(Entries with figure data)
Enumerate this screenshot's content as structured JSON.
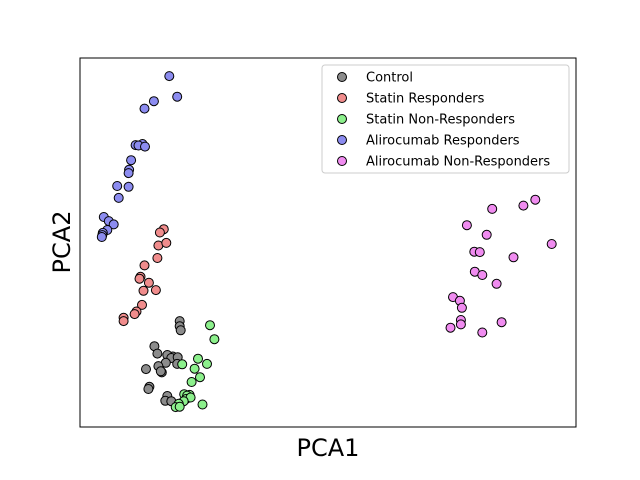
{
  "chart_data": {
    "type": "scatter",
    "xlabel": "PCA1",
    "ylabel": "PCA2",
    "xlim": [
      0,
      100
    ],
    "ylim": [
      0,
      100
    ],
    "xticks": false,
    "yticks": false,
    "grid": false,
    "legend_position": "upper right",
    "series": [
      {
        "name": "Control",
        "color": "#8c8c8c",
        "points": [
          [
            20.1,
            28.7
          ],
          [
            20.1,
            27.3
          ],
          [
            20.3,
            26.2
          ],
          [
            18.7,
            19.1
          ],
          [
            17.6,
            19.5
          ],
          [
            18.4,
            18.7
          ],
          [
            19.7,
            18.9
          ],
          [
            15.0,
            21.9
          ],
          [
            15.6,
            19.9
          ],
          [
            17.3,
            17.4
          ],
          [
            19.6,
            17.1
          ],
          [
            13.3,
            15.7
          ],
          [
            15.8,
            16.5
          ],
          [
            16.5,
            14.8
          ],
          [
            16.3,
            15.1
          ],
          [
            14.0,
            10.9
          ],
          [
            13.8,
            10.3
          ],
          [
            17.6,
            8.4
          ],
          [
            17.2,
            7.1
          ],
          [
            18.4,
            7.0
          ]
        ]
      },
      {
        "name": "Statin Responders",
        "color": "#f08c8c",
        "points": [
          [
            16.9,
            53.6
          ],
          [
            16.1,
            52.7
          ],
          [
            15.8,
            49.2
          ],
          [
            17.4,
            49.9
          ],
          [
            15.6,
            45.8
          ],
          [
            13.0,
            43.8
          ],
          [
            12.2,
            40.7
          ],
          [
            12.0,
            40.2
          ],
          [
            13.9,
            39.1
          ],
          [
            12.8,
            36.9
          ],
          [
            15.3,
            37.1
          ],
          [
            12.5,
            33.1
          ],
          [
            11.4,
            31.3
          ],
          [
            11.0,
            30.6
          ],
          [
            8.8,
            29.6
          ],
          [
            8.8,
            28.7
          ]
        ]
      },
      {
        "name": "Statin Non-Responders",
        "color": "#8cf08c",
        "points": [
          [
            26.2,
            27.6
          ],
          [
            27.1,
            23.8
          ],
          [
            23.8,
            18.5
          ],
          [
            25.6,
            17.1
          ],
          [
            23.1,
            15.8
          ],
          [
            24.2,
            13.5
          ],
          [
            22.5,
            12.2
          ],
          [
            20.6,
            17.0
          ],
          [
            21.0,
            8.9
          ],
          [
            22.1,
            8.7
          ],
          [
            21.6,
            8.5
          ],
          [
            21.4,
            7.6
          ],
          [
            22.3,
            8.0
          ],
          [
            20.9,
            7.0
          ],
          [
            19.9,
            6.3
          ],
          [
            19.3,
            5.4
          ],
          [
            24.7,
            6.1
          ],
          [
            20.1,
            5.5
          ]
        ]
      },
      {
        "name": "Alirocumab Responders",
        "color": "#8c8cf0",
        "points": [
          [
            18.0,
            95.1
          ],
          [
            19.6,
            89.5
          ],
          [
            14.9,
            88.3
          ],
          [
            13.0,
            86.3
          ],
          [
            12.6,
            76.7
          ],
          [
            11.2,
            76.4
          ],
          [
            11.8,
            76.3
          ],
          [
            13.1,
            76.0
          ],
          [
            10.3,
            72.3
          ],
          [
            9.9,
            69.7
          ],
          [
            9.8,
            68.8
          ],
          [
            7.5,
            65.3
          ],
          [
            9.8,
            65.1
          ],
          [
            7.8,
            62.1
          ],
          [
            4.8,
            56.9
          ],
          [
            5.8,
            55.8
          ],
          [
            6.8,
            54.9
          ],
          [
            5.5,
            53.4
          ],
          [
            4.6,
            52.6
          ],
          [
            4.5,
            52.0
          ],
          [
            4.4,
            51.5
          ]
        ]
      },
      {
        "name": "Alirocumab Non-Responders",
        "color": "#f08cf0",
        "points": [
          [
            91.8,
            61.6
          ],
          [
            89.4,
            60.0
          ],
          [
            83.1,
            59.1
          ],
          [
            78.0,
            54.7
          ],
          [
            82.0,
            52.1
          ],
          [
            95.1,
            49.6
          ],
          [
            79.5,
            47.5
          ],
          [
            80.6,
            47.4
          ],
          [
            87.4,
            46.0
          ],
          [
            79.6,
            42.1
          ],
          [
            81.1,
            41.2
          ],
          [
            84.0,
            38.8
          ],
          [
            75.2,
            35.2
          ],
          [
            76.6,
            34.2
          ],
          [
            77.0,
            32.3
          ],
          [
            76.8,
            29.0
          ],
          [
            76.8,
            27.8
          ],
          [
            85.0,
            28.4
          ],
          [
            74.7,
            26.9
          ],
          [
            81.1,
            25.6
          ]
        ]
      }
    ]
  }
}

Given instruction – What is the number of lines in the records that contain the word "Alirocumab"? Answer with the number and nothing else.

Final answer – 2